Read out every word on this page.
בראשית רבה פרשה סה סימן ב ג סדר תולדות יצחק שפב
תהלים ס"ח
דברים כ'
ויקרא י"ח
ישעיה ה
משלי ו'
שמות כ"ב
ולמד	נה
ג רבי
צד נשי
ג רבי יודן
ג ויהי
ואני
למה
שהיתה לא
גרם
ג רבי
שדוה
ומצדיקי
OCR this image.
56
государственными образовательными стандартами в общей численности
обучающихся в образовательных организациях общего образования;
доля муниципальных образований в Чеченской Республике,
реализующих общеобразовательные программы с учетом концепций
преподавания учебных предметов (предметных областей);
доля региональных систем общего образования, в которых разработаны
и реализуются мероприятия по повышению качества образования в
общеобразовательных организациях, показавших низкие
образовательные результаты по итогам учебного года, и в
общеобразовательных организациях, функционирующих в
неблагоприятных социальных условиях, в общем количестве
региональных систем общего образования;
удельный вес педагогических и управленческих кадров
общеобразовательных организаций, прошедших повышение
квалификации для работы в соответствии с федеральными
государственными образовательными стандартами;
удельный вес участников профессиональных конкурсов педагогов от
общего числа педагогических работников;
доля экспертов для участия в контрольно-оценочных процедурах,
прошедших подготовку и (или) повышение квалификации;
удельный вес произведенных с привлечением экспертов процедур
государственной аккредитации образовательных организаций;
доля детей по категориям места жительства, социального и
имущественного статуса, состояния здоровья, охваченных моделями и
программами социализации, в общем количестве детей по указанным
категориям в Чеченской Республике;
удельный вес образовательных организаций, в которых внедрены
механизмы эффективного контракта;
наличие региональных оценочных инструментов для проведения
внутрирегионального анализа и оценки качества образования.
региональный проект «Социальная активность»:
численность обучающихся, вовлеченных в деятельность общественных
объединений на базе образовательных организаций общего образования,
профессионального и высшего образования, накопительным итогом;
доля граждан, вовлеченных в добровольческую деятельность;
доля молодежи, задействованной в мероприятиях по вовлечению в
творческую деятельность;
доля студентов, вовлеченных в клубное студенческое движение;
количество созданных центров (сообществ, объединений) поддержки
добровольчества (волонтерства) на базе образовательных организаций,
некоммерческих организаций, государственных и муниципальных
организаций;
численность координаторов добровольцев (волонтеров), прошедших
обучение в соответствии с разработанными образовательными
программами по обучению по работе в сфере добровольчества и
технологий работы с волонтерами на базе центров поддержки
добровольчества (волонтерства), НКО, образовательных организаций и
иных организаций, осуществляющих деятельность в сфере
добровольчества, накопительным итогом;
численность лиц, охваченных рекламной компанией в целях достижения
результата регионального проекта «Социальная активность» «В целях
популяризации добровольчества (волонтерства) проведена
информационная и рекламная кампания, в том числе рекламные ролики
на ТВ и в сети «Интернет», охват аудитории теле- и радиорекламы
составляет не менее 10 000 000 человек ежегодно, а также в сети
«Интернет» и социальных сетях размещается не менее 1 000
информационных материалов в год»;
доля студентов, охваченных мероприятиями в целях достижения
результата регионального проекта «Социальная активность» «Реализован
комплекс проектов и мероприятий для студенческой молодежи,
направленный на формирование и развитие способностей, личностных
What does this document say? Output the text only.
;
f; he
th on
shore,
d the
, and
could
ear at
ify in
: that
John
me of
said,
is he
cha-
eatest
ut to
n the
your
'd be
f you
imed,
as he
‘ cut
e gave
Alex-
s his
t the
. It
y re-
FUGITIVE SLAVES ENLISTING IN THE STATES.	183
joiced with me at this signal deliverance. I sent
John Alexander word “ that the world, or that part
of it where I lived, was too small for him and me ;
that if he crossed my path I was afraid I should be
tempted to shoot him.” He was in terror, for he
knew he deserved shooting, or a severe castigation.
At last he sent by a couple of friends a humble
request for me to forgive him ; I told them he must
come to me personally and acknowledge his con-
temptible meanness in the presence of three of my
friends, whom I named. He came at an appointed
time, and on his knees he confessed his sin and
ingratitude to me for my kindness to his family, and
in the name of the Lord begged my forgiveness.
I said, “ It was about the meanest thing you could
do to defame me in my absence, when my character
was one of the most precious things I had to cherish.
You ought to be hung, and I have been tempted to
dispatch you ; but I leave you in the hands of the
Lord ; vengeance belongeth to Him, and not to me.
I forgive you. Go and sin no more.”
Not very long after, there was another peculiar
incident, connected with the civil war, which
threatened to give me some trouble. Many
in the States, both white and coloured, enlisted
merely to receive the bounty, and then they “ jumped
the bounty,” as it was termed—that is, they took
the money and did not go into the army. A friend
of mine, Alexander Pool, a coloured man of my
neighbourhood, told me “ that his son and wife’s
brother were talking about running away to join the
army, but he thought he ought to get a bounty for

- _What to produce_: Go through the material and select each line with the string "Alexander" in it.

- _Correct answer_:
John Alexander word “ that the world, or that part
of mine, Alexander Pool, a coloured man of my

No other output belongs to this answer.